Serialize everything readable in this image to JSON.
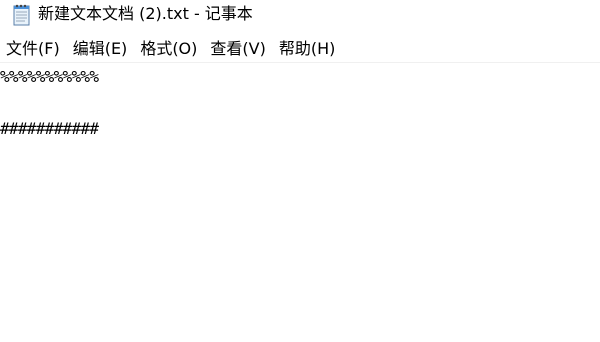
{
  "window": {
    "title": "新建文本文档 (2).txt - 记事本",
    "icon": "notepad-icon"
  },
  "menu": {
    "items": [
      {
        "label": "文件(F)"
      },
      {
        "label": "编辑(E)"
      },
      {
        "label": "格式(O)"
      },
      {
        "label": "查看(V)"
      },
      {
        "label": "帮助(H)"
      }
    ]
  },
  "editor": {
    "lines": [
      "%%%%%%%%%%%",
      "",
      "###########"
    ]
  }
}
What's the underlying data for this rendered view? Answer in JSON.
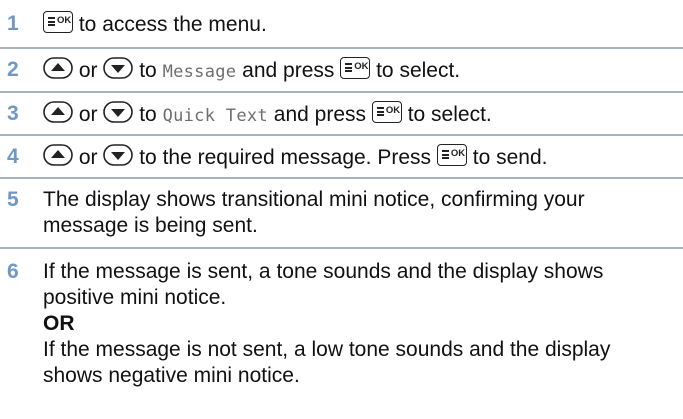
{
  "steps": [
    {
      "number": "1",
      "after_key": "to access the menu."
    },
    {
      "number": "2",
      "or": "or",
      "to": "to",
      "item": "Message",
      "and_press": "and press",
      "to_select": "to select."
    },
    {
      "number": "3",
      "or": "or",
      "to": "to",
      "item": "Quick Text",
      "and_press": "and press",
      "to_select": "to select."
    },
    {
      "number": "4",
      "or": "or",
      "text": "to the required message. Press",
      "to_send": "to send."
    },
    {
      "number": "5",
      "text": " The display shows transitional mini notice, confirming your message is being sent."
    },
    {
      "number": "6",
      "sent_text": "If the message is sent, a tone sounds and the display shows positive mini notice.",
      "or_label": "OR",
      "not_sent_text": "If the message is not sent, a low tone sounds and the display shows negative mini notice."
    }
  ],
  "keys": {
    "ok_key_label": "OK",
    "up_key_icon": "up-arrow-key-icon",
    "down_key_icon": "down-arrow-key-icon",
    "menu_ok_key_icon": "menu-ok-key-icon"
  },
  "colors": {
    "step_number": "#6f98c6",
    "divider": "#a9b2bf",
    "menu_item_text": "#6e6e6e"
  }
}
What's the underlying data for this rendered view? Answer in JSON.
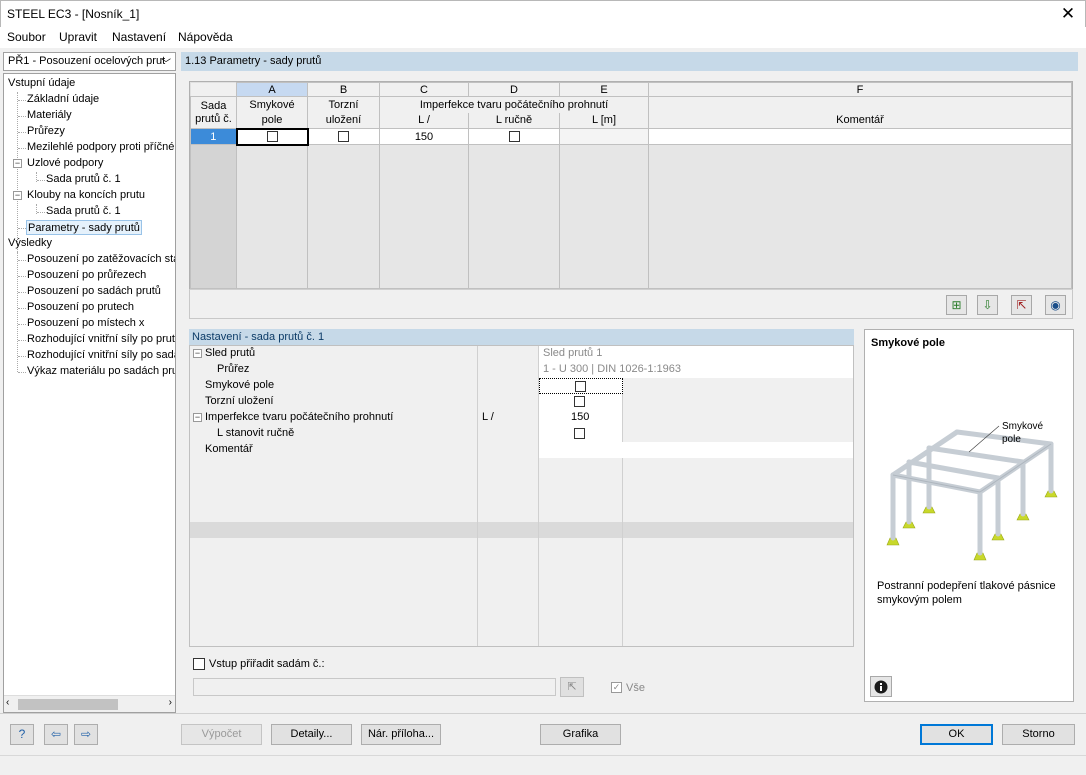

○ ○ ○ ○ ○ ○ ○

Quote the records above exactly, leaving out any pictures.

## [Final answer]
Serialize everything readable in this image to JSON.
{
  "window": {
    "title": "新建文本文档 (2).txt - 记事本",
    "icon": "notepad-icon"
  },
  "menu": {
    "items": [
      {
        "label": "文件(F)"
      },
      {
        "label": "编辑(E)"
      },
      {
        "label": "格式(O)"
      },
      {
        "label": "查看(V)"
      },
      {
        "label": "帮助(H)"
      }
    ]
  },
  "editor": {
    "lines": [
      "%%%%%%%%%%%",
      "",
      "###########"
    ]
  }
}
What's the underlying data for this rendered view? Answer in JSON.
{
  "steps": [
    {
      "number": "1",
      "after_key": "to access the menu."
    },
    {
      "number": "2",
      "or": "or",
      "to": "to",
      "item": "Message",
      "and_press": "and press",
      "to_select": "to select."
    },
    {
      "number": "3",
      "or": "or",
      "to": "to",
      "item": "Quick Text",
      "and_press": "and press",
      "to_select": "to select."
    },
    {
      "number": "4",
      "or": "or",
      "text": "to the required message. Press",
      "to_send": "to send."
    },
    {
      "number": "5",
      "text": " The display shows transitional mini notice, confirming your message is being sent."
    },
    {
      "number": "6",
      "sent_text": "If the message is sent, a tone sounds and the display shows positive mini notice.",
      "or_label": "OR",
      "not_sent_text": "If the message is not sent, a low tone sounds and the display shows negative mini notice."
    }
  ],
  "keys": {
    "ok_key_label": "OK",
    "up_key_icon": "up-arrow-key-icon",
    "down_key_icon": "down-arrow-key-icon",
    "menu_ok_key_icon": "menu-ok-key-icon"
  },
  "colors": {
    "step_number": "#6f98c6",
    "divider": "#a9b2bf",
    "menu_item_text": "#6e6e6e"
  }
}
What's the underlying data for this rendered view? Answer in JSON.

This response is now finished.